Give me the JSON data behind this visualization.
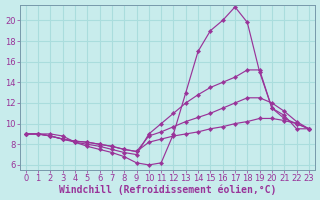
{
  "title": "",
  "xlabel": "Windchill (Refroidissement éolien,°C)",
  "ylabel": "",
  "background_color": "#c8ecec",
  "grid_color": "#aadddd",
  "line_color": "#993399",
  "spine_color": "#7799aa",
  "xlim": [
    -0.5,
    23.5
  ],
  "ylim": [
    5.5,
    21.5
  ],
  "xticks": [
    0,
    1,
    2,
    3,
    4,
    5,
    6,
    7,
    8,
    9,
    10,
    11,
    12,
    13,
    14,
    15,
    16,
    17,
    18,
    19,
    20,
    21,
    22,
    23
  ],
  "yticks": [
    6,
    8,
    10,
    12,
    14,
    16,
    18,
    20
  ],
  "series": [
    [
      9.0,
      9.0,
      9.0,
      8.8,
      8.2,
      7.8,
      7.5,
      7.2,
      6.8,
      6.2,
      6.0,
      6.2,
      9.0,
      13.0,
      17.0,
      19.0,
      20.0,
      21.3,
      19.8,
      15.0,
      11.5,
      10.8,
      9.5,
      9.5
    ],
    [
      9.0,
      9.0,
      8.8,
      8.5,
      8.2,
      8.0,
      7.8,
      7.5,
      7.2,
      7.0,
      9.0,
      10.0,
      11.0,
      12.0,
      12.8,
      13.5,
      14.0,
      14.5,
      15.2,
      15.2,
      11.5,
      10.5,
      10.0,
      9.5
    ],
    [
      9.0,
      9.0,
      8.8,
      8.5,
      8.3,
      8.2,
      8.0,
      7.8,
      7.5,
      7.3,
      8.8,
      9.2,
      9.7,
      10.2,
      10.6,
      11.0,
      11.5,
      12.0,
      12.5,
      12.5,
      12.0,
      11.2,
      10.2,
      9.5
    ],
    [
      9.0,
      9.0,
      8.8,
      8.5,
      8.3,
      8.2,
      8.0,
      7.8,
      7.5,
      7.3,
      8.2,
      8.5,
      8.8,
      9.0,
      9.2,
      9.5,
      9.7,
      10.0,
      10.2,
      10.5,
      10.5,
      10.3,
      10.0,
      9.5
    ]
  ],
  "tick_fontsize": 6.0,
  "label_fontsize": 7.0
}
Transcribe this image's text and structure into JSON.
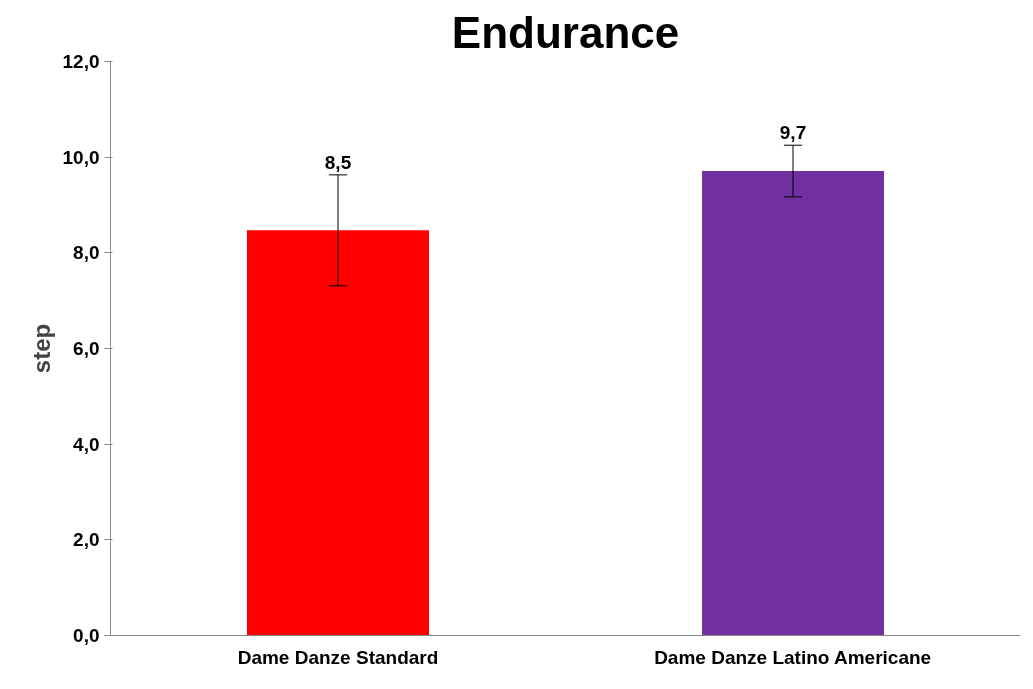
{
  "chart_data": {
    "type": "bar",
    "title": "Endurance",
    "ylabel": "step",
    "categories": [
      "Dame Danze Standard",
      "Dame Danze Latino Americane"
    ],
    "values": [
      8.47,
      9.71
    ],
    "colors": [
      "#ff0000",
      "#7030a0"
    ],
    "errors": [
      1.16,
      0.54
    ],
    "value_labels": [
      "8,5",
      "9,7"
    ],
    "ylim": [
      0,
      12
    ],
    "yticks": [
      {
        "value": 0,
        "label": "0,0"
      },
      {
        "value": 2,
        "label": "2,0"
      },
      {
        "value": 4,
        "label": "4,0"
      },
      {
        "value": 6,
        "label": "6,0"
      },
      {
        "value": 8,
        "label": "8,0"
      },
      {
        "value": 10,
        "label": "10,0"
      },
      {
        "value": 12,
        "label": "12,0"
      }
    ],
    "grid": false
  }
}
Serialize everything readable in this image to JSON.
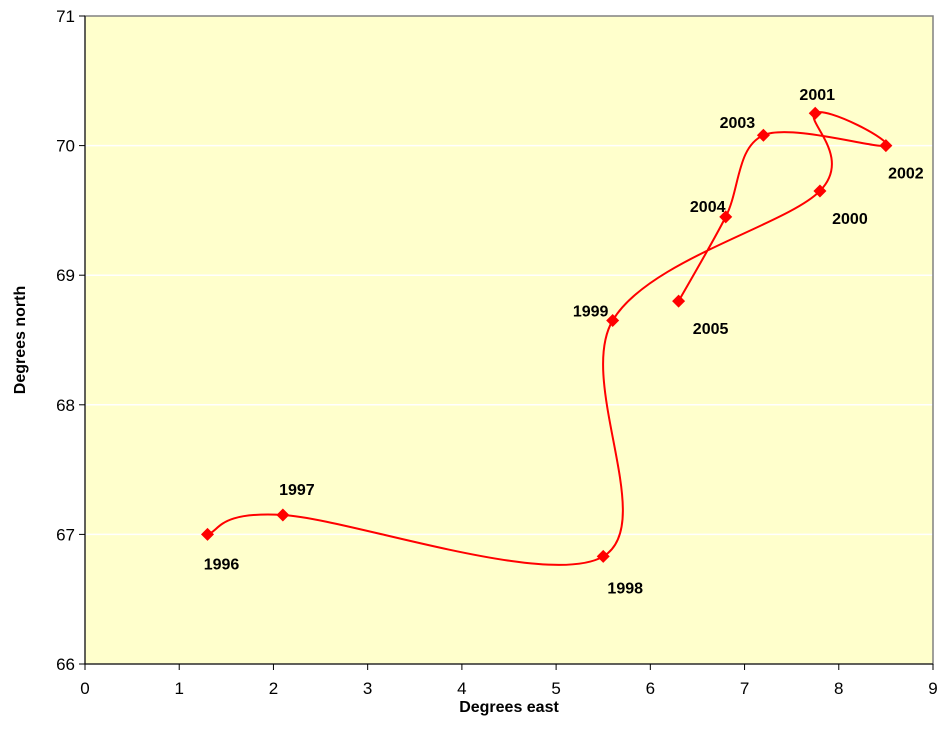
{
  "chart_data": {
    "type": "scatter",
    "title": "",
    "xlabel": "Degrees east",
    "ylabel": "Degrees north",
    "xlim": [
      0,
      9
    ],
    "ylim": [
      66,
      71
    ],
    "xticks": [
      "0",
      "1",
      "2",
      "3",
      "4",
      "5",
      "6",
      "7",
      "8",
      "9"
    ],
    "yticks": [
      "66",
      "67",
      "68",
      "69",
      "70",
      "71"
    ],
    "grid": "horizontal",
    "smoothed_line": true,
    "colors": {
      "plot_bg": "#FFFFCC",
      "series": "#FF0000",
      "grid": "#FFFFFF",
      "frame": "#808080"
    },
    "series": [
      {
        "points": [
          {
            "label": "1996",
            "x": 1.3,
            "y": 67.0
          },
          {
            "label": "1997",
            "x": 2.1,
            "y": 67.15
          },
          {
            "label": "1998",
            "x": 5.5,
            "y": 66.83
          },
          {
            "label": "1999",
            "x": 5.6,
            "y": 68.65
          },
          {
            "label": "2000",
            "x": 7.8,
            "y": 69.65
          },
          {
            "label": "2001",
            "x": 7.75,
            "y": 70.25
          },
          {
            "label": "2002",
            "x": 8.5,
            "y": 70.0
          },
          {
            "label": "2003",
            "x": 7.2,
            "y": 70.08
          },
          {
            "label": "2004",
            "x": 6.8,
            "y": 69.45
          },
          {
            "label": "2005",
            "x": 6.3,
            "y": 68.8
          }
        ]
      }
    ]
  }
}
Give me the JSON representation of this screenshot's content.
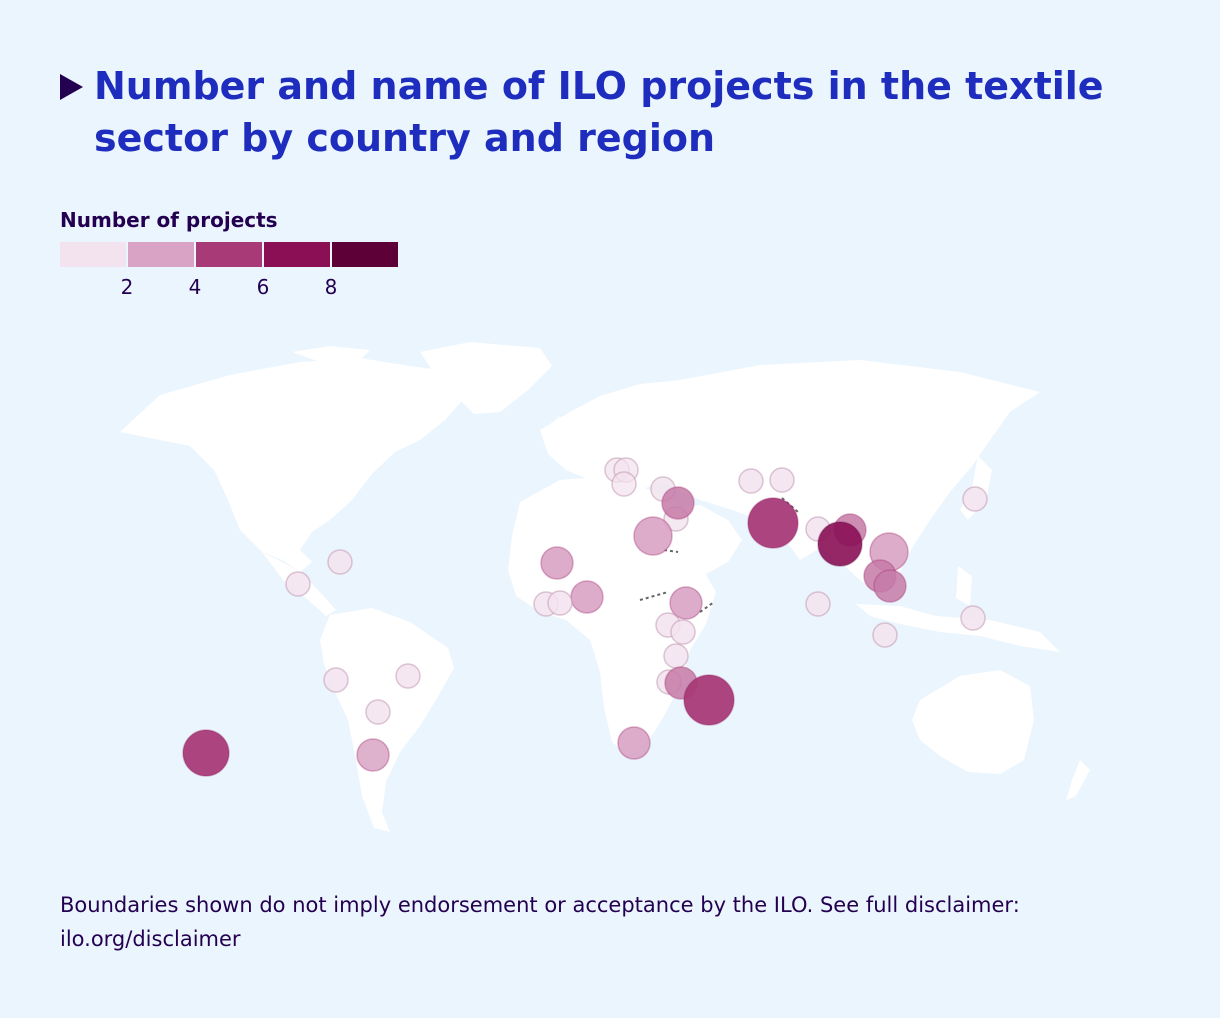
{
  "title": "Number and name of ILO projects in the textile sector by country and region",
  "legend": {
    "title": "Number of projects",
    "colors": [
      "#f3e3ee",
      "#d8a3c4",
      "#a83a78",
      "#8a0f55",
      "#5e0038"
    ],
    "ticks": [
      "2",
      "4",
      "6",
      "8"
    ]
  },
  "colors": {
    "background": "#ebf5fd",
    "land": "#ffffff",
    "title": "#1e2dbe",
    "text": "#230050",
    "bubble_low": "#f3e3ee",
    "bubble_high": "#8a0f55"
  },
  "footnote": "Boundaries shown do not imply endorsement or acceptance by the ILO. See full disclaimer: ilo.org/disclaimer"
}
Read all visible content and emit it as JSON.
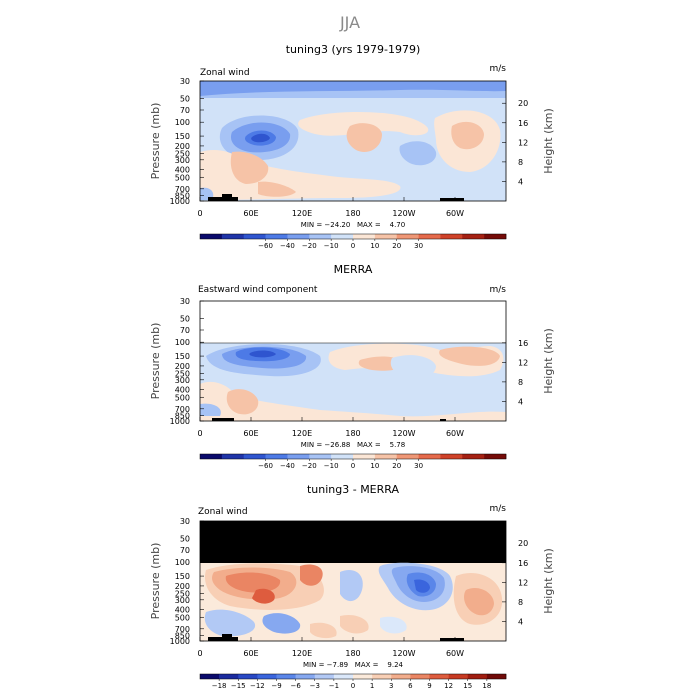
{
  "page": {
    "title": "JJA"
  },
  "panels": [
    {
      "id": "p1",
      "title": "tuning3 (yrs 1979-1979)",
      "left_label": "Zonal wind",
      "right_label": "m/s",
      "y_title": "Pressure (mb)",
      "y2_title": "Height (km)",
      "stats": "MIN = −24.20   MAX =    4.70",
      "masked_top": false
    },
    {
      "id": "p2",
      "title": "MERRA",
      "left_label": "Eastward wind component",
      "right_label": "m/s",
      "y_title": "Pressure (mb)",
      "y2_title": "Height (km)",
      "stats": "MIN = −26.88   MAX =    5.78",
      "masked_top": true
    },
    {
      "id": "p3",
      "title": "tuning3 - MERRA",
      "left_label": "Zonal wind",
      "right_label": "m/s",
      "y_title": "Pressure (mb)",
      "y2_title": "Height (km)",
      "stats": "MIN = −7.89   MAX =    9.24",
      "masked_top": true
    }
  ],
  "chart_data": [
    {
      "type": "heatmap",
      "title": "tuning3 (yrs 1979-1979)",
      "variable": "Zonal wind",
      "units": "m/s",
      "xlabel": "",
      "x_ticks": [
        "0",
        "60E",
        "120E",
        "180",
        "120W",
        "60W"
      ],
      "x_tick_lon": [
        0,
        60,
        120,
        180,
        240,
        300
      ],
      "xlim": [
        0,
        360
      ],
      "ylabel": "Pressure (mb)",
      "y_ticks": [
        "30",
        "50",
        "70",
        "100",
        "150",
        "200",
        "250",
        "300",
        "400",
        "500",
        "700",
        "850",
        "1000"
      ],
      "y_tick_values": [
        30,
        50,
        70,
        100,
        150,
        200,
        250,
        300,
        400,
        500,
        700,
        850,
        1000
      ],
      "ylim": [
        1000,
        30
      ],
      "y2label": "Height (km)",
      "y2_ticks": [
        "20",
        "16",
        "12",
        "8",
        "4"
      ],
      "y2_tick_values": [
        20,
        16,
        12,
        8,
        4
      ],
      "colorbar": {
        "labels": [
          "−60",
          "−40",
          "−20",
          "−10",
          "0",
          "10",
          "20",
          "30"
        ],
        "colors": [
          "#0a0a6b",
          "#1f34a8",
          "#2f55cf",
          "#4d7ae6",
          "#799eef",
          "#a7c3f5",
          "#d1e2f8",
          "#fbe6d6",
          "#f6c3a7",
          "#ef9776",
          "#e56a4b",
          "#cf4229",
          "#a52113",
          "#750b08"
        ]
      },
      "min": -24.2,
      "max": 4.7
    },
    {
      "type": "heatmap",
      "title": "MERRA",
      "variable": "Eastward wind component",
      "units": "m/s",
      "xlabel": "",
      "x_ticks": [
        "0",
        "60E",
        "120E",
        "180",
        "120W",
        "60W"
      ],
      "x_tick_lon": [
        0,
        60,
        120,
        180,
        240,
        300
      ],
      "xlim": [
        0,
        360
      ],
      "ylabel": "Pressure (mb)",
      "y_ticks": [
        "30",
        "50",
        "70",
        "100",
        "150",
        "200",
        "250",
        "300",
        "400",
        "500",
        "700",
        "850",
        "1000"
      ],
      "y_tick_values": [
        30,
        50,
        70,
        100,
        150,
        200,
        250,
        300,
        400,
        500,
        700,
        850,
        1000
      ],
      "ylim": [
        1000,
        30
      ],
      "y2label": "Height (km)",
      "y2_ticks": [
        "16",
        "12",
        "8",
        "4"
      ],
      "y2_tick_values": [
        16,
        12,
        8,
        4
      ],
      "colorbar": {
        "labels": [
          "−60",
          "−40",
          "−20",
          "−10",
          "0",
          "10",
          "20",
          "30"
        ],
        "colors": [
          "#0a0a6b",
          "#1f34a8",
          "#2f55cf",
          "#4d7ae6",
          "#799eef",
          "#a7c3f5",
          "#d1e2f8",
          "#fbe6d6",
          "#f6c3a7",
          "#ef9776",
          "#e56a4b",
          "#cf4229",
          "#a52113",
          "#750b08"
        ]
      },
      "min": -26.88,
      "max": 5.78
    },
    {
      "type": "heatmap",
      "title": "tuning3 - MERRA",
      "variable": "Zonal wind",
      "units": "m/s",
      "xlabel": "",
      "x_ticks": [
        "0",
        "60E",
        "120E",
        "180",
        "120W",
        "60W"
      ],
      "x_tick_lon": [
        0,
        60,
        120,
        180,
        240,
        300
      ],
      "xlim": [
        0,
        360
      ],
      "ylabel": "Pressure (mb)",
      "y_ticks": [
        "30",
        "50",
        "70",
        "100",
        "150",
        "200",
        "250",
        "300",
        "400",
        "500",
        "700",
        "850",
        "1000"
      ],
      "y_tick_values": [
        30,
        50,
        70,
        100,
        150,
        200,
        250,
        300,
        400,
        500,
        700,
        850,
        1000
      ],
      "ylim": [
        1000,
        30
      ],
      "y2label": "Height (km)",
      "y2_ticks": [
        "20",
        "16",
        "12",
        "8",
        "4"
      ],
      "y2_tick_values": [
        20,
        16,
        12,
        8,
        4
      ],
      "colorbar": {
        "labels": [
          "−18",
          "−15",
          "−12",
          "−9",
          "−6",
          "−3",
          "−1",
          "0",
          "1",
          "3",
          "6",
          "9",
          "12",
          "15",
          "18"
        ],
        "colors": [
          "#0a0a6b",
          "#1a2a9e",
          "#2848c4",
          "#3a65dd",
          "#5a86e9",
          "#86a8f0",
          "#b2c9f5",
          "#dbe8fa",
          "#fbeadb",
          "#f8cfb5",
          "#f2ad8c",
          "#ea8563",
          "#de5c3e",
          "#c73a22",
          "#a01d10",
          "#700a08"
        ]
      },
      "min": -7.89,
      "max": 9.24
    }
  ]
}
——————
EXERCISE GOAL: From the data above, work out how many lines hold "Dame". Answer with the number alone.

RESPONSE TO THE EXERCISE: 2